* **SUPPLIED DATA**:

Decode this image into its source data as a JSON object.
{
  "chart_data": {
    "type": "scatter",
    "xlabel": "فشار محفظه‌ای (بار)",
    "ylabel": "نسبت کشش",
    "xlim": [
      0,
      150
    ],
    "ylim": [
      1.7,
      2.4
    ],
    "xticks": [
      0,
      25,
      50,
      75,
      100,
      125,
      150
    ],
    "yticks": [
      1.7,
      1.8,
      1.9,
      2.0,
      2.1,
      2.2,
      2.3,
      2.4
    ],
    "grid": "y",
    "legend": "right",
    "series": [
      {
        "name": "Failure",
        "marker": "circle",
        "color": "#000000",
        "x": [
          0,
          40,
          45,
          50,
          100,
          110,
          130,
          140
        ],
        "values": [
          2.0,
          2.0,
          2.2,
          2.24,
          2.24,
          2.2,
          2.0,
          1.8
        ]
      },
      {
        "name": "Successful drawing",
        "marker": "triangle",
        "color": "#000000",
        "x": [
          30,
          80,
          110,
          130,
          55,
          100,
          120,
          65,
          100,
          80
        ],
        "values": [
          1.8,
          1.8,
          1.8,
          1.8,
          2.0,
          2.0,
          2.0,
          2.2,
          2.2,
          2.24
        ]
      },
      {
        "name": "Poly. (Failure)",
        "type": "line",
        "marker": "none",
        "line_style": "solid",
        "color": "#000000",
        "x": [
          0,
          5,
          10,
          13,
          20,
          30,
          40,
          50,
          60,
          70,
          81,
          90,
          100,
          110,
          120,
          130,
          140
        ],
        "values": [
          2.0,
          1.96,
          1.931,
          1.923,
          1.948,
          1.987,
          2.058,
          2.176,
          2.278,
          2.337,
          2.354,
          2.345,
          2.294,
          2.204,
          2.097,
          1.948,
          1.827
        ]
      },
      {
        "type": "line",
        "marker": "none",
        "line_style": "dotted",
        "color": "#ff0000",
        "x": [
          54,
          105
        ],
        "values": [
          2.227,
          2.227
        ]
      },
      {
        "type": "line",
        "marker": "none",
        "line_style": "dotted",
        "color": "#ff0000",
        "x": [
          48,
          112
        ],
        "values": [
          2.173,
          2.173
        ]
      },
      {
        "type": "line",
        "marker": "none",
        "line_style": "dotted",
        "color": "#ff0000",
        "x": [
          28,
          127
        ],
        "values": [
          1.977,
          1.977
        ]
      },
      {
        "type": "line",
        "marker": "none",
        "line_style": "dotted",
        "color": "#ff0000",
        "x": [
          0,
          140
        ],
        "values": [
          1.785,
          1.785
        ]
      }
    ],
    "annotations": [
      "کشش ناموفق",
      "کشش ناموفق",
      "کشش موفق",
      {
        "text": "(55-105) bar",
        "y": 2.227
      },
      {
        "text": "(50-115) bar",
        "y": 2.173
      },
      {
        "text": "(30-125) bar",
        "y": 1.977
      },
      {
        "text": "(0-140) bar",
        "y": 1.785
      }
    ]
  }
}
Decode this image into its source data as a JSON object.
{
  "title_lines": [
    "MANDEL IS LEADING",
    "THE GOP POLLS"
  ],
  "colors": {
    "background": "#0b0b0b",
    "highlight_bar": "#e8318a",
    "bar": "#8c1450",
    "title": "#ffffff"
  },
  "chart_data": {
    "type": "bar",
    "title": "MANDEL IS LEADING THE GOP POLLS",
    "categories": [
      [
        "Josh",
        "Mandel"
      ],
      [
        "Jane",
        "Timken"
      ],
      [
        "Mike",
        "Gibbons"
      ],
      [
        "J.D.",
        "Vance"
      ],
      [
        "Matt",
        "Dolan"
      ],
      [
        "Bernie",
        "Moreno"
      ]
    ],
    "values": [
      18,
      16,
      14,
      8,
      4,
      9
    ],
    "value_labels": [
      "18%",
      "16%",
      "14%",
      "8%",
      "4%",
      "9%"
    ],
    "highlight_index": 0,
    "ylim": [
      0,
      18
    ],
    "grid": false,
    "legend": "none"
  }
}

* **PROBLEM**: Please repeat all the records above exactly as they appear.

* **TASK RESPONSE**:
Decode this image into its source data as a JSON object.
{
  "chart_data": {
    "type": "scatter",
    "xlabel": "فشار محفظه‌ای (بار)",
    "ylabel": "نسبت کشش",
    "xlim": [
      0,
      150
    ],
    "ylim": [
      1.7,
      2.4
    ],
    "xticks": [
      0,
      25,
      50,
      75,
      100,
      125,
      150
    ],
    "yticks": [
      1.7,
      1.8,
      1.9,
      2.0,
      2.1,
      2.2,
      2.3,
      2.4
    ],
    "grid": "y",
    "legend": "right",
    "series": [
      {
        "name": "Failure",
        "marker": "circle",
        "color": "#000000",
        "x": [
          0,
          40,
          45,
          50,
          100,
          110,
          130,
          140
        ],
        "values": [
          2.0,
          2.0,
          2.2,
          2.24,
          2.24,
          2.2,
          2.0,
          1.8
        ]
      },
      {
        "name": "Successful drawing",
        "marker": "triangle",
        "color": "#000000",
        "x": [
          30,
          80,
          110,
          130,
          55,
          100,
          120,
          65,
          100,
          80
        ],
        "values": [
          1.8,
          1.8,
          1.8,
          1.8,
          2.0,
          2.0,
          2.0,
          2.2,
          2.2,
          2.24
        ]
      },
      {
        "name": "Poly. (Failure)",
        "type": "line",
        "marker": "none",
        "line_style": "solid",
        "color": "#000000",
        "x": [
          0,
          5,
          10,
          13,
          20,
          30,
          40,
          50,
          60,
          70,
          81,
          90,
          100,
          110,
          120,
          130,
          140
        ],
        "values": [
          2.0,
          1.96,
          1.931,
          1.923,
          1.948,
          1.987,
          2.058,
          2.176,
          2.278,
          2.337,
          2.354,
          2.345,
          2.294,
          2.204,
          2.097,
          1.948,
          1.827
        ]
      },
      {
        "type": "line",
        "marker": "none",
        "line_style": "dotted",
        "color": "#ff0000",
        "x": [
          54,
          105
        ],
        "values": [
          2.227,
          2.227
        ]
      },
      {
        "type": "line",
        "marker": "none",
        "line_style": "dotted",
        "color": "#ff0000",
        "x": [
          48,
          112
        ],
        "values": [
          2.173,
          2.173
        ]
      },
      {
        "type": "line",
        "marker": "none",
        "line_style": "dotted",
        "color": "#ff0000",
        "x": [
          28,
          127
        ],
        "values": [
          1.977,
          1.977
        ]
      },
      {
        "type": "line",
        "marker": "none",
        "line_style": "dotted",
        "color": "#ff0000",
        "x": [
          0,
          140
        ],
        "values": [
          1.785,
          1.785
        ]
      }
    ],
    "annotations": [
      "کشش ناموفق",
      "کشش ناموفق",
      "کشش موفق",
      {
        "text": "(55-105) bar",
        "y": 2.227
      },
      {
        "text": "(50-115) bar",
        "y": 2.173
      },
      {
        "text": "(30-125) bar",
        "y": 1.977
      },
      {
        "text": "(0-140) bar",
        "y": 1.785
      }
    ]
  }
}
Decode this image into its source data as a JSON object.
{
  "title_lines": [
    "MANDEL IS LEADING",
    "THE GOP POLLS"
  ],
  "colors": {
    "background": "#0b0b0b",
    "highlight_bar": "#e8318a",
    "bar": "#8c1450",
    "title": "#ffffff"
  },
  "chart_data": {
    "type": "bar",
    "title": "MANDEL IS LEADING THE GOP POLLS",
    "categories": [
      [
        "Josh",
        "Mandel"
      ],
      [
        "Jane",
        "Timken"
      ],
      [
        "Mike",
        "Gibbons"
      ],
      [
        "J.D.",
        "Vance"
      ],
      [
        "Matt",
        "Dolan"
      ],
      [
        "Bernie",
        "Moreno"
      ]
    ],
    "values": [
      18,
      16,
      14,
      8,
      4,
      9
    ],
    "value_labels": [
      "18%",
      "16%",
      "14%",
      "8%",
      "4%",
      "9%"
    ],
    "highlight_index": 0,
    "ylim": [
      0,
      18
    ],
    "grid": false,
    "legend": "none"
  }
}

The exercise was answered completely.